RECORDED INFORMATION:
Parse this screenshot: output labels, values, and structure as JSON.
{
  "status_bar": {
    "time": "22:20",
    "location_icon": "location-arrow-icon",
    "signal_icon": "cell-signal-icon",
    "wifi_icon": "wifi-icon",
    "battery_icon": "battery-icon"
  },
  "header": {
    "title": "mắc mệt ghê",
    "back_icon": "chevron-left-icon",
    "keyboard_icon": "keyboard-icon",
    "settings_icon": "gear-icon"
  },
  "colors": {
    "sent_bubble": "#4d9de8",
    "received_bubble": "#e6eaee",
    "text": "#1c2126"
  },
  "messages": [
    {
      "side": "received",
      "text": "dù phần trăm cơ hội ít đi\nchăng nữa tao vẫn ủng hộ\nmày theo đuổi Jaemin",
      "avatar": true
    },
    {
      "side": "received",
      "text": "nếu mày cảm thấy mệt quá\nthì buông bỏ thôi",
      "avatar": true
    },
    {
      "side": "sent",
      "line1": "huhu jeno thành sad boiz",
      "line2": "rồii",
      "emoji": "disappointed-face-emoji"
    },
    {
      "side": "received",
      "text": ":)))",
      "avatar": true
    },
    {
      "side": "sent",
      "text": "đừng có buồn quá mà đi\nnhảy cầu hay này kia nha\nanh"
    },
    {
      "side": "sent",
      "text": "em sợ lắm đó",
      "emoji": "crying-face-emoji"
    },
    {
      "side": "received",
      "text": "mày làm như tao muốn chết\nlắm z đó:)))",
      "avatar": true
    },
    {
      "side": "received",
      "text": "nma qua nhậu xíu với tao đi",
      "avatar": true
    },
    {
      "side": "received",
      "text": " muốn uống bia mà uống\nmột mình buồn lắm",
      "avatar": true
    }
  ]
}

YOUR OBJECTIVE:
Write out every entry word for word.

RESPONSE BELOW:
Parse this screenshot: output labels, values, and structure as JSON.
{
  "status_bar": {
    "time": "22:20",
    "location_icon": "location-arrow-icon",
    "signal_icon": "cell-signal-icon",
    "wifi_icon": "wifi-icon",
    "battery_icon": "battery-icon"
  },
  "header": {
    "title": "mắc mệt ghê",
    "back_icon": "chevron-left-icon",
    "keyboard_icon": "keyboard-icon",
    "settings_icon": "gear-icon"
  },
  "colors": {
    "sent_bubble": "#4d9de8",
    "received_bubble": "#e6eaee",
    "text": "#1c2126"
  },
  "messages": [
    {
      "side": "received",
      "text": "dù phần trăm cơ hội ít đi\nchăng nữa tao vẫn ủng hộ\nmày theo đuổi Jaemin",
      "avatar": true
    },
    {
      "side": "received",
      "text": "nếu mày cảm thấy mệt quá\nthì buông bỏ thôi",
      "avatar": true
    },
    {
      "side": "sent",
      "line1": "huhu jeno thành sad boiz",
      "line2": "rồii",
      "emoji": "disappointed-face-emoji"
    },
    {
      "side": "received",
      "text": ":)))",
      "avatar": true
    },
    {
      "side": "sent",
      "text": "đừng có buồn quá mà đi\nnhảy cầu hay này kia nha\nanh"
    },
    {
      "side": "sent",
      "text": "em sợ lắm đó",
      "emoji": "crying-face-emoji"
    },
    {
      "side": "received",
      "text": "mày làm như tao muốn chết\nlắm z đó:)))",
      "avatar": true
    },
    {
      "side": "received",
      "text": "nma qua nhậu xíu với tao đi",
      "avatar": true
    },
    {
      "side": "received",
      "text": " muốn uống bia mà uống\nmột mình buồn lắm",
      "avatar": true
    }
  ]
}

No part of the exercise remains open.